>> start Supplied data

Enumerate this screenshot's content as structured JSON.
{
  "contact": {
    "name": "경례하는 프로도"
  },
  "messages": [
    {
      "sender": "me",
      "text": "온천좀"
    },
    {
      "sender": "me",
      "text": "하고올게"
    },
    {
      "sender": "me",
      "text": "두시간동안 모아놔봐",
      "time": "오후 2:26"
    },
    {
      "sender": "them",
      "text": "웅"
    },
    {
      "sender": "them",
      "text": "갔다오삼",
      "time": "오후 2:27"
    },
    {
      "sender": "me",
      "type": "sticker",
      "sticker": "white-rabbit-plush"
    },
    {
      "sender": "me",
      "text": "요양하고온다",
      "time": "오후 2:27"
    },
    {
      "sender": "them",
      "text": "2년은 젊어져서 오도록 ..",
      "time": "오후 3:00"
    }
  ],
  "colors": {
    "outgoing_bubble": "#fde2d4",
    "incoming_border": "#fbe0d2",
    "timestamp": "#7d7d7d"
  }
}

>> end Supplied data
>> start Supplied data

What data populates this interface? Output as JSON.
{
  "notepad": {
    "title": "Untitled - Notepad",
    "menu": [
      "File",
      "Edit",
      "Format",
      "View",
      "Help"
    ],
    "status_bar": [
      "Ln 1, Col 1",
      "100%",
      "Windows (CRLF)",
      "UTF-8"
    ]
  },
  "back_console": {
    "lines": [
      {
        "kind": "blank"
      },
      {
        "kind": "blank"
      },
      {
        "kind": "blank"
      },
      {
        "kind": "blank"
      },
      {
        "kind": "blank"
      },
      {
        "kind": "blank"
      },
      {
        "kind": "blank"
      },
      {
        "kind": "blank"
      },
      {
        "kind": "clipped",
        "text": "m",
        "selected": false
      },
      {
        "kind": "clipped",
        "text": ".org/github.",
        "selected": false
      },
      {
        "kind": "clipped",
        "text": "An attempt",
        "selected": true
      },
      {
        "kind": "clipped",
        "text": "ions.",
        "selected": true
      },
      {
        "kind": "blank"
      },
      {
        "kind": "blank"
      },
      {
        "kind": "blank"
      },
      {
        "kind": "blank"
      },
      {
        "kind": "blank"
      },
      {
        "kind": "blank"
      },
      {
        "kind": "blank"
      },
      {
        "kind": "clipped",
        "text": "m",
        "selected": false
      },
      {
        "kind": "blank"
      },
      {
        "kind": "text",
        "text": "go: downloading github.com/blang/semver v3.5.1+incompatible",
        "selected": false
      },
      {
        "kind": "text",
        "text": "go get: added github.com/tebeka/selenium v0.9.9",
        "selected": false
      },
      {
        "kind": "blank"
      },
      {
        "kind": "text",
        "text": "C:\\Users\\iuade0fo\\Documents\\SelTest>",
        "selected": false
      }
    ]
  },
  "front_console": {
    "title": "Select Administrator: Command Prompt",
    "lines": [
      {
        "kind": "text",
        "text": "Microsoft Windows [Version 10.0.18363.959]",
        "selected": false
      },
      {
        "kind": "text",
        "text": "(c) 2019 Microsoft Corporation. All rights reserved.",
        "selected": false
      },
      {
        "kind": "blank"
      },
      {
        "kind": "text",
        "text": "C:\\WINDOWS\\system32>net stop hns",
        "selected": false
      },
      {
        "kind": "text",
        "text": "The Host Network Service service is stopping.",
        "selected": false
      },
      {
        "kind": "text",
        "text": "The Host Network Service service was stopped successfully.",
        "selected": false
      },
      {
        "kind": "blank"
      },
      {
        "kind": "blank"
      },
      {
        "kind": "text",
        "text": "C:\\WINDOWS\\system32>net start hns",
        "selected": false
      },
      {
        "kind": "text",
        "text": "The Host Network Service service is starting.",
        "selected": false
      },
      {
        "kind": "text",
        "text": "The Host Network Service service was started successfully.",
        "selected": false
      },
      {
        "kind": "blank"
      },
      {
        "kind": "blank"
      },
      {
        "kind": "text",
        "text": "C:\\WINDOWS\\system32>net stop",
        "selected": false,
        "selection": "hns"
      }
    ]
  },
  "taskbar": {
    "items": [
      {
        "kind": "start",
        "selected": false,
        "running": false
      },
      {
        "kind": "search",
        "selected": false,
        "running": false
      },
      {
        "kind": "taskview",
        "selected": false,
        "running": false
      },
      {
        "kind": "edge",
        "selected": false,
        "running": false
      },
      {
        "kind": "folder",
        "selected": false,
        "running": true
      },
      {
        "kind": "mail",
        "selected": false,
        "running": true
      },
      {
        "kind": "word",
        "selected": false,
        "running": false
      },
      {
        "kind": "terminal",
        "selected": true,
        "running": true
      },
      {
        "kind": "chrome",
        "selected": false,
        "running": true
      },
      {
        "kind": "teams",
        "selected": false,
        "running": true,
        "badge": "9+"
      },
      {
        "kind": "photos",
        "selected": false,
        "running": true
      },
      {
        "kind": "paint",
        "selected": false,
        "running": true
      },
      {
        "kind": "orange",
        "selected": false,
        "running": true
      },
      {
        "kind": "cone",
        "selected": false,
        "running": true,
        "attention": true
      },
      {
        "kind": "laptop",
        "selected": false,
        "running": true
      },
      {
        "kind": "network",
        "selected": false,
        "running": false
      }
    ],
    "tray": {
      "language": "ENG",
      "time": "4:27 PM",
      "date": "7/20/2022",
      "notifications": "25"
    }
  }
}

>> end Supplied data

§ What to produce: Search the data for "Microsoft" and list every line in which it occurs.

§ Expected output:
        "text": "Microsoft Windows [Version 10.0.18363.959]",
        "text": "(c) 2019 Microsoft Corporation. All rights reserved.",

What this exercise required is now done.